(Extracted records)
=======

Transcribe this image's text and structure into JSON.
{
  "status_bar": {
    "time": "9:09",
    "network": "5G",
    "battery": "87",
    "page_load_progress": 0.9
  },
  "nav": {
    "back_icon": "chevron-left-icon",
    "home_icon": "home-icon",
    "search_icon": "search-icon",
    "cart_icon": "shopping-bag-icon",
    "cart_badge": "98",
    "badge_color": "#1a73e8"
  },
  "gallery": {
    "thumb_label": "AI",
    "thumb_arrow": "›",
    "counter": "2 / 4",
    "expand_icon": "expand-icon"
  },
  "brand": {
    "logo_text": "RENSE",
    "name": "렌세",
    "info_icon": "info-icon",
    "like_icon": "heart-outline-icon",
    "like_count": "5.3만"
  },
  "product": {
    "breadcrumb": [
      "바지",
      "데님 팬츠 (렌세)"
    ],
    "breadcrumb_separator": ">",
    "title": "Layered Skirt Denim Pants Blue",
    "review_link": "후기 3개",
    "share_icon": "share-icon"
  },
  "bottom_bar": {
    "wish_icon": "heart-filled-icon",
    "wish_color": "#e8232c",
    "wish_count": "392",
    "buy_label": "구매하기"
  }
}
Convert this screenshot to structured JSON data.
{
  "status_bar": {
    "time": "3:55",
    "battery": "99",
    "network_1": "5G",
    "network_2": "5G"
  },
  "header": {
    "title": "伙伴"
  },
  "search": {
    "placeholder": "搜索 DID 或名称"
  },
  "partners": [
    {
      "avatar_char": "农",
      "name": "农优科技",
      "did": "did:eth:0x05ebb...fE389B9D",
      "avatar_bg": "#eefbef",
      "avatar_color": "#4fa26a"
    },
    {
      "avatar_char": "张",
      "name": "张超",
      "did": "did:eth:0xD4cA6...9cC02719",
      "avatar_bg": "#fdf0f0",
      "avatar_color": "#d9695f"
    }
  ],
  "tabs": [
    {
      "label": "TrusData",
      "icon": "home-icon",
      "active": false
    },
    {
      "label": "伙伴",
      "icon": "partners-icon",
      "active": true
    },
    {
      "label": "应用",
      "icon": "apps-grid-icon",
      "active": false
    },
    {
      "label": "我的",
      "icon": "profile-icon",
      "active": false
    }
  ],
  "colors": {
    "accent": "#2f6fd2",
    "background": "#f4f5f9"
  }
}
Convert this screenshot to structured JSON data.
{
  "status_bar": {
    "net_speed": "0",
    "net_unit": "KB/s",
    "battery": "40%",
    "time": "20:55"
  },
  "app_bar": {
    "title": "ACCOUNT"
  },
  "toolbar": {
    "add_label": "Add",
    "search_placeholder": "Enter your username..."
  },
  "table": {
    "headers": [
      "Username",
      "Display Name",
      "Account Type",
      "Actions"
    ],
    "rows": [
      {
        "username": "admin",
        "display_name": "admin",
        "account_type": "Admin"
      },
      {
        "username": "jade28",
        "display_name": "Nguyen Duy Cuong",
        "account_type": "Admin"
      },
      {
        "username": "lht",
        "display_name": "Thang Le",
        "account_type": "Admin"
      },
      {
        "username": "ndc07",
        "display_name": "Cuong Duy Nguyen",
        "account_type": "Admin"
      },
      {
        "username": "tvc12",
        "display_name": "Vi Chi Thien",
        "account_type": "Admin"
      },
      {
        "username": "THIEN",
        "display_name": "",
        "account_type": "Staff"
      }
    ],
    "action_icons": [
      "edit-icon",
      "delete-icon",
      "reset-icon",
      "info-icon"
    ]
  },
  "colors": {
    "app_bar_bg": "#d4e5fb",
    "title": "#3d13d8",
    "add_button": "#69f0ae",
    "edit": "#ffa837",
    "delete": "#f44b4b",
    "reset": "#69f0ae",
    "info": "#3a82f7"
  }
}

=======

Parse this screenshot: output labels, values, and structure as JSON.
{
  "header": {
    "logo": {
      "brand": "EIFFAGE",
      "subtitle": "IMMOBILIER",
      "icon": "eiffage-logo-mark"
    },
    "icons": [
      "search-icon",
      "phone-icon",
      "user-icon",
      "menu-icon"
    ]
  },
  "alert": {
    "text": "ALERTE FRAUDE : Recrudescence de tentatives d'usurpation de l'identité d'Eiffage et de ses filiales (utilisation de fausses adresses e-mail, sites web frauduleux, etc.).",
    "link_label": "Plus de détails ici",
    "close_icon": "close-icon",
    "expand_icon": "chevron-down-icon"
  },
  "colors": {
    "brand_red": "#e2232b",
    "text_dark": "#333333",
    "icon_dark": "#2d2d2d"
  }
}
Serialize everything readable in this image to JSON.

=======

▶ Objective
Copy the records above exactly, beginning at the line that contains "Parse this screenshot: output" and stopping after the line that contains "Serialize everything readable".

▶ In response
Parse this screenshot: output labels, values, and structure as JSON.
{
  "header": {
    "logo": {
      "brand": "EIFFAGE",
      "subtitle": "IMMOBILIER",
      "icon": "eiffage-logo-mark"
    },
    "icons": [
      "search-icon",
      "phone-icon",
      "user-icon",
      "menu-icon"
    ]
  },
  "alert": {
    "text": "ALERTE FRAUDE : Recrudescence de tentatives d'usurpation de l'identité d'Eiffage et de ses filiales (utilisation de fausses adresses e-mail, sites web frauduleux, etc.).",
    "link_label": "Plus de détails ici",
    "close_icon": "close-icon",
    "expand_icon": "chevron-down-icon"
  },
  "colors": {
    "brand_red": "#e2232b",
    "text_dark": "#333333",
    "icon_dark": "#2d2d2d"
  }
}
Serialize everything readable in this image to JSON.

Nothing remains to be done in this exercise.